Exercise brief:
Repeat the records word for word, excluding any picture.

Provided information:
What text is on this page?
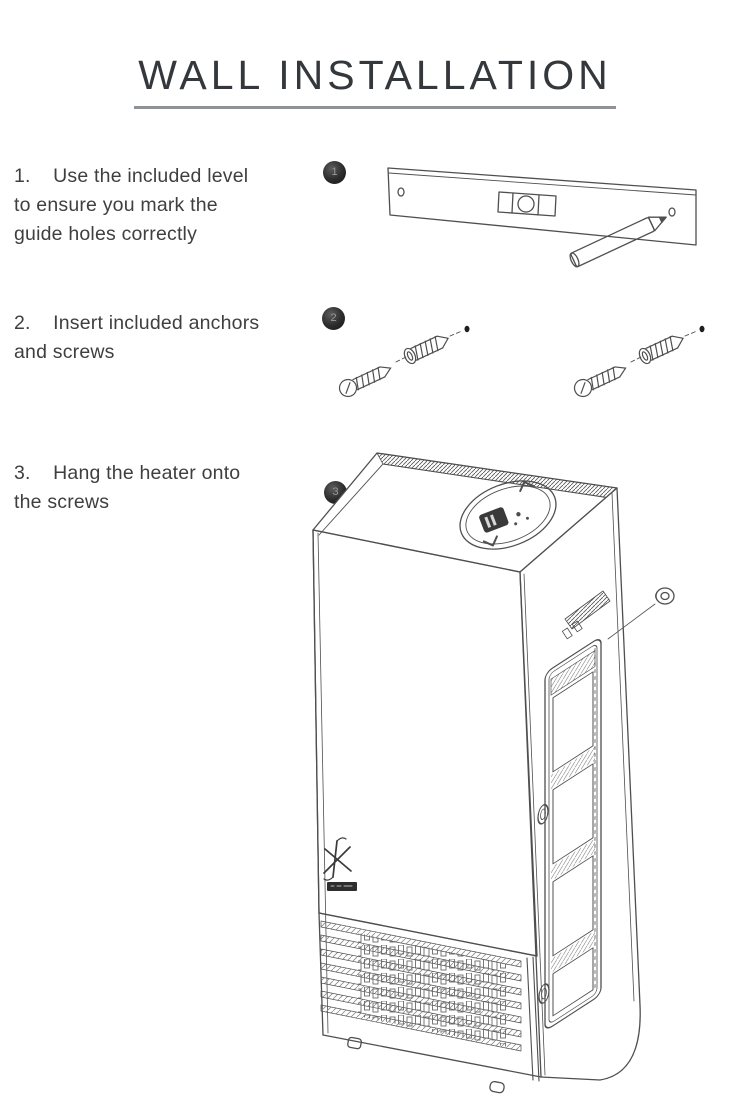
WALL INSTALLATION
1.    Use the included level
to ensure you mark the
guide holes correctly
2.    Insert included anchors
and screws
3.    Hang the heater onto
the screws
1
2
3
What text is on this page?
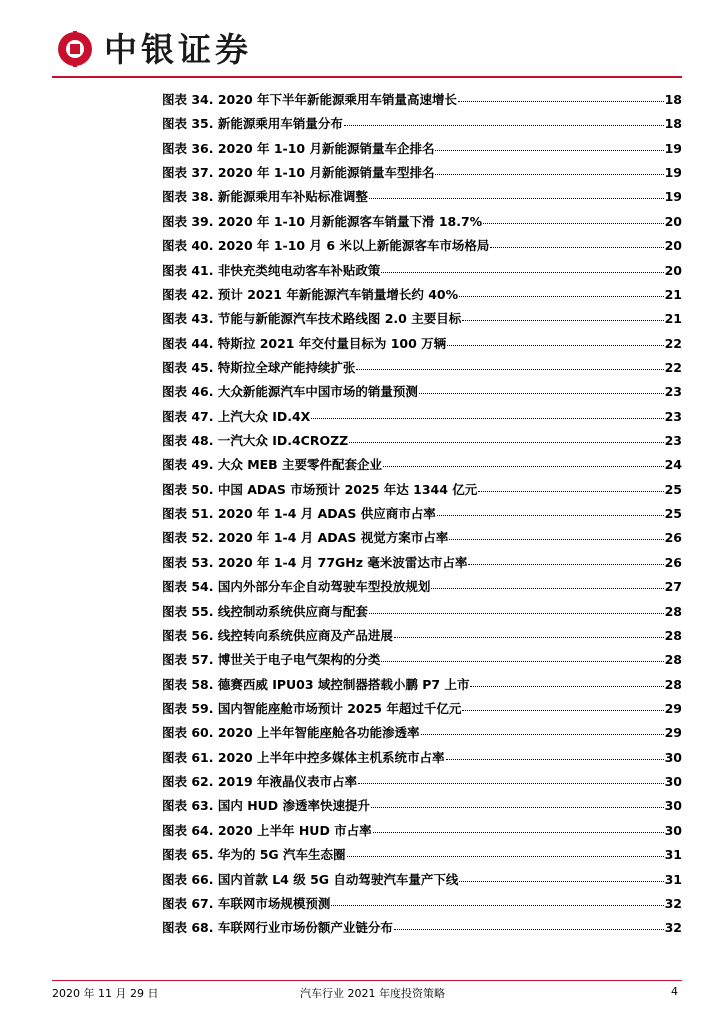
中银证券
图表 34. 2020 年下半年新能源乘用车销量高速增长	18
图表 35. 新能源乘用车销量分布	18
图表 36. 2020 年 1-10 月新能源销量车企排名	19
图表 37. 2020 年 1-10 月新能源销量车型排名	19
图表 38. 新能源乘用车补贴标准调整	19
图表 39. 2020 年 1-10 月新能源客车销量下滑 18.7%	20
图表 40. 2020 年 1-10 月 6 米以上新能源客车市场格局	20
图表 41. 非快充类纯电动客车补贴政策	20
图表 42. 预计 2021 年新能源汽车销量增长约 40%	21
图表 43. 节能与新能源汽车技术路线图 2.0 主要目标	21
图表 44. 特斯拉 2021 年交付量目标为 100 万辆	22
图表 45. 特斯拉全球产能持续扩张	22
图表 46. 大众新能源汽车中国市场的销量预测	23
图表 47. 上汽大众 ID.4X	23
图表 48. 一汽大众 ID.4CROZZ	23
图表 49. 大众 MEB 主要零件配套企业	24
图表 50. 中国 ADAS 市场预计 2025 年达 1344 亿元	25
图表 51. 2020 年 1-4 月 ADAS 供应商市占率	25
图表 52. 2020 年 1-4 月 ADAS 视觉方案市占率	26
图表 53. 2020 年 1-4 月 77GHz 毫米波雷达市占率	26
图表 54. 国内外部分车企自动驾驶车型投放规划	27
图表 55. 线控制动系统供应商与配套	28
图表 56. 线控转向系统供应商及产品进展	28
图表 57. 博世关于电子电气架构的分类	28
图表 58. 德赛西威 IPU03 域控制器搭载小鹏 P7 上市	28
图表 59. 国内智能座舱市场预计 2025 年超过千亿元	29
图表 60. 2020 上半年智能座舱各功能渗透率	29
图表 61. 2020 上半年中控多媒体主机系统市占率	30
图表 62. 2019 年液晶仪表市占率	30
图表 63. 国内 HUD 渗透率快速提升	30
图表 64. 2020 上半年 HUD 市占率	30
图表 65. 华为的 5G 汽车生态圈	31
图表 66. 国内首款 L4 级 5G 自动驾驶汽车量产下线	31
图表 67. 车联网市场规模预测	32
图表 68. 车联网行业市场份额产业链分布	32
2020 年 11 月 29 日	汽车行业 2021 年度投资策略	4
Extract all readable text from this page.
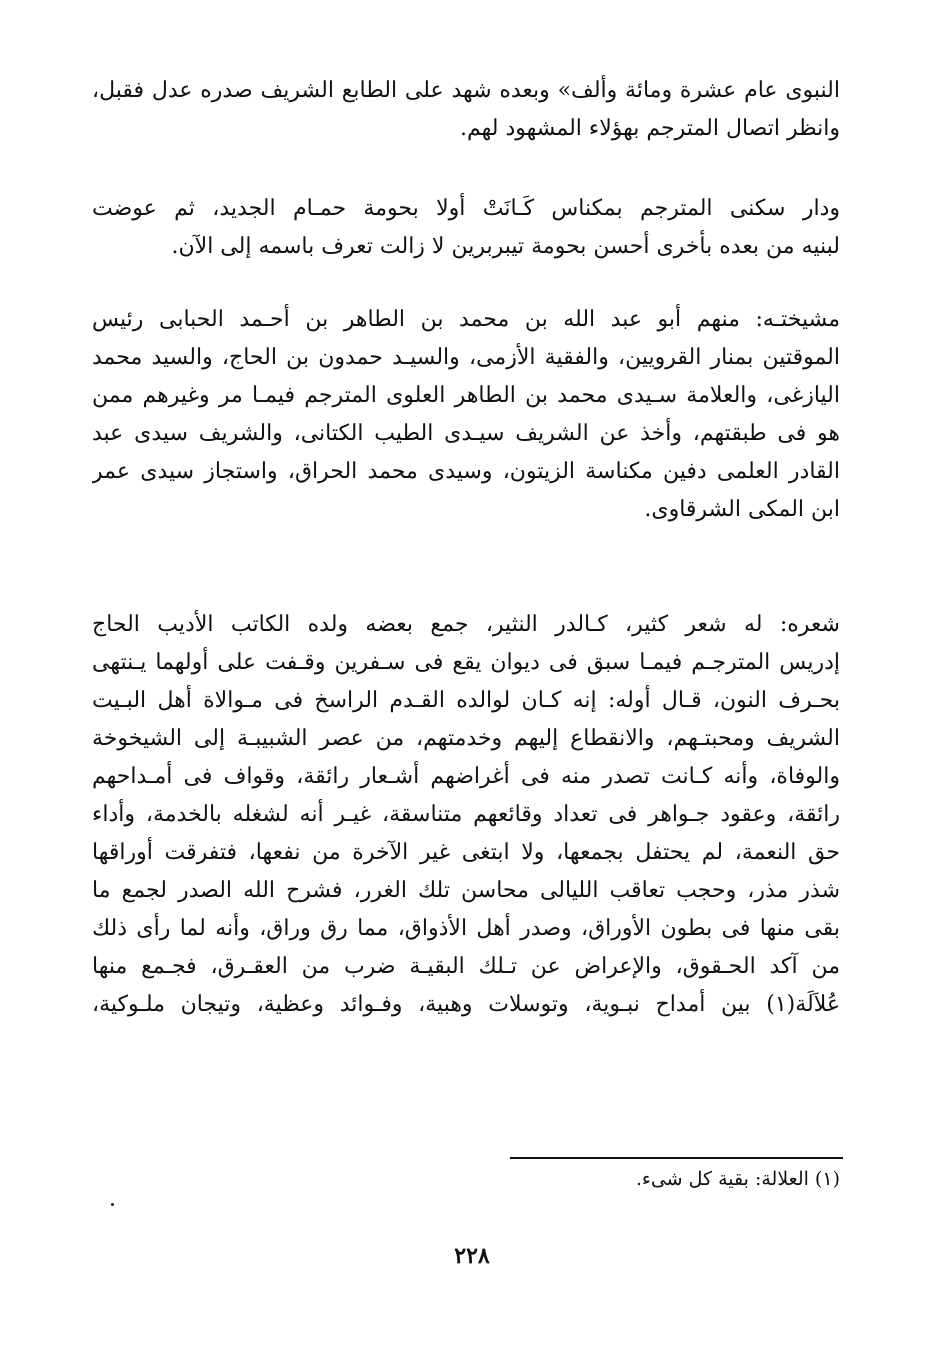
النبوى عام عشرة ومائة وألف» وبعده شهد على الطابع الشريف صدره عدل فقبل،
وانظر اتصال المترجم بهؤلاء المشهود لهم.
ودار سكنى المترجم بمكناس كَـانَتْ أولا بحومة حمـام الجديد، ثم عوضت
لبنيه من بعده بأخرى أحسن بحومة تيبربرين لا زالت تعرف باسمه إلى الآن.
مشيختـه: منهم أبو عبد الله بن محمد بن الطاهر بن أحـمد الحبابى رئيس
الموقتين بمنار القرويين، والفقية الأزمى، والسيـد حمدون بن الحاج، والسيد محمد
اليازغى، والعلامة سـيدى محمد بن الطاهر العلوى المترجم فيمـا مر وغيرهم ممن
هو فى طبقتهم، وأخذ عن الشريف سيـدى الطيب الكتانى، والشريف سيدى عبد
القادر العلمى دفين مكناسة الزيتون، وسيدى محمد الحراق، واستجاز سيدى عمر
ابن المكى الشرقاوى.
شعره: له شعر كثير، كـالدر النثير، جمع بعضه ولده الكاتب الأديب الحاج
إدريس المترجـم فيمـا سبق فى ديوان يقع فى سـفرين وقـفت على أولهما يـنتهى
بحـرف النون، قـال أوله: إنه كـان لوالده القـدم الراسخ فى مـوالاة أهل البـيت
الشريف ومحبتـهم، والانقطاع إليهم وخدمتهم، من عصر الشبيبـة إلى الشيخوخة
والوفاة، وأنه كـانت تصدر منه فى أغراضهم أشـعار رائقة، وقواف فى أمـداحهم
رائقة، وعقود جـواهر فى تعداد وقائعهم متناسقة، غيـر أنه لشغله بالخدمة، وأداء
حق النعمة، لم يحتفل بجمعها، ولا ابتغى غير الآخرة من نفعها، فتفرقت أوراقها
شذر مذر، وحجب تعاقب الليالى محاسن تلك الغرر، فشرح الله الصدر لجمع ما
بقى منها فى بطون الأوراق، وصدر أهل الأذواق، مما رق وراق، وأنه لما رأى ذلك
من آكد الحـقوق، والإعراض عن تـلك البقيـة ضرب من العقـرق، فجـمع منها
عُلاَلَة(١) بين أمداح نبـوية، وتوسلات وهبية، وفـوائد وعظية، وتيجان ملـوكية،
(١) العلالة: بقية كل شىء.
٢٢٨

Answer to the problem:
What text is on this page?
WALL INSTALLATION
1.    Use the included level
to ensure you mark the
guide holes correctly
2.    Insert included anchors
and screws
3.    Hang the heater onto
the screws
1
2
3
What text is on this page?
中银证券
图表 34. 2020 年下半年新能源乘用车销量高速增长	18
图表 35. 新能源乘用车销量分布	18
图表 36. 2020 年 1-10 月新能源销量车企排名	19
图表 37. 2020 年 1-10 月新能源销量车型排名	19
图表 38. 新能源乘用车补贴标准调整	19
图表 39. 2020 年 1-10 月新能源客车销量下滑 18.7%	20
图表 40. 2020 年 1-10 月 6 米以上新能源客车市场格局	20
图表 41. 非快充类纯电动客车补贴政策	20
图表 42. 预计 2021 年新能源汽车销量增长约 40%	21
图表 43. 节能与新能源汽车技术路线图 2.0 主要目标	21
图表 44. 特斯拉 2021 年交付量目标为 100 万辆	22
图表 45. 特斯拉全球产能持续扩张	22
图表 46. 大众新能源汽车中国市场的销量预测	23
图表 47. 上汽大众 ID.4X	23
图表 48. 一汽大众 ID.4CROZZ	23
图表 49. 大众 MEB 主要零件配套企业	24
图表 50. 中国 ADAS 市场预计 2025 年达 1344 亿元	25
图表 51. 2020 年 1-4 月 ADAS 供应商市占率	25
图表 52. 2020 年 1-4 月 ADAS 视觉方案市占率	26
图表 53. 2020 年 1-4 月 77GHz 毫米波雷达市占率	26
图表 54. 国内外部分车企自动驾驶车型投放规划	27
图表 55. 线控制动系统供应商与配套	28
图表 56. 线控转向系统供应商及产品进展	28
图表 57. 博世关于电子电气架构的分类	28
图表 58. 德赛西威 IPU03 域控制器搭载小鹏 P7 上市	28
图表 59. 国内智能座舱市场预计 2025 年超过千亿元	29
图表 60. 2020 上半年智能座舱各功能渗透率	29
图表 61. 2020 上半年中控多媒体主机系统市占率	30
图表 62. 2019 年液晶仪表市占率	30
图表 63. 国内 HUD 渗透率快速提升	30
图表 64. 2020 上半年 HUD 市占率	30
图表 65. 华为的 5G 汽车生态圈	31
图表 66. 国内首款 L4 级 5G 自动驾驶汽车量产下线	31
图表 67. 车联网市场规模预测	32
图表 68. 车联网行业市场份额产业链分布	32
2020 年 11 月 29 日	汽车行业 2021 年度投资策略	4
Extract all readable text from this page.
النبوى عام عشرة ومائة وألف» وبعده شهد على الطابع الشريف صدره عدل فقبل،
وانظر اتصال المترجم بهؤلاء المشهود لهم.
ودار سكنى المترجم بمكناس كَـانَتْ أولا بحومة حمـام الجديد، ثم عوضت
لبنيه من بعده بأخرى أحسن بحومة تيبربرين لا زالت تعرف باسمه إلى الآن.
مشيختـه: منهم أبو عبد الله بن محمد بن الطاهر بن أحـمد الحبابى رئيس
الموقتين بمنار القرويين، والفقية الأزمى، والسيـد حمدون بن الحاج، والسيد محمد
اليازغى، والعلامة سـيدى محمد بن الطاهر العلوى المترجم فيمـا مر وغيرهم ممن
هو فى طبقتهم، وأخذ عن الشريف سيـدى الطيب الكتانى، والشريف سيدى عبد
القادر العلمى دفين مكناسة الزيتون، وسيدى محمد الحراق، واستجاز سيدى عمر
ابن المكى الشرقاوى.
شعره: له شعر كثير، كـالدر النثير، جمع بعضه ولده الكاتب الأديب الحاج
إدريس المترجـم فيمـا سبق فى ديوان يقع فى سـفرين وقـفت على أولهما يـنتهى
بحـرف النون، قـال أوله: إنه كـان لوالده القـدم الراسخ فى مـوالاة أهل البـيت
الشريف ومحبتـهم، والانقطاع إليهم وخدمتهم، من عصر الشبيبـة إلى الشيخوخة
والوفاة، وأنه كـانت تصدر منه فى أغراضهم أشـعار رائقة، وقواف فى أمـداحهم
رائقة، وعقود جـواهر فى تعداد وقائعهم متناسقة، غيـر أنه لشغله بالخدمة، وأداء
حق النعمة، لم يحتفل بجمعها، ولا ابتغى غير الآخرة من نفعها، فتفرقت أوراقها
شذر مذر، وحجب تعاقب الليالى محاسن تلك الغرر، فشرح الله الصدر لجمع ما
بقى منها فى بطون الأوراق، وصدر أهل الأذواق، مما رق وراق، وأنه لما رأى ذلك
من آكد الحـقوق، والإعراض عن تـلك البقيـة ضرب من العقـرق، فجـمع منها
عُلاَلَة(١) بين أمداح نبـوية، وتوسلات وهبية، وفـوائد وعظية، وتيجان ملـوكية،
(١) العلالة: بقية كل شىء.
٢٢٨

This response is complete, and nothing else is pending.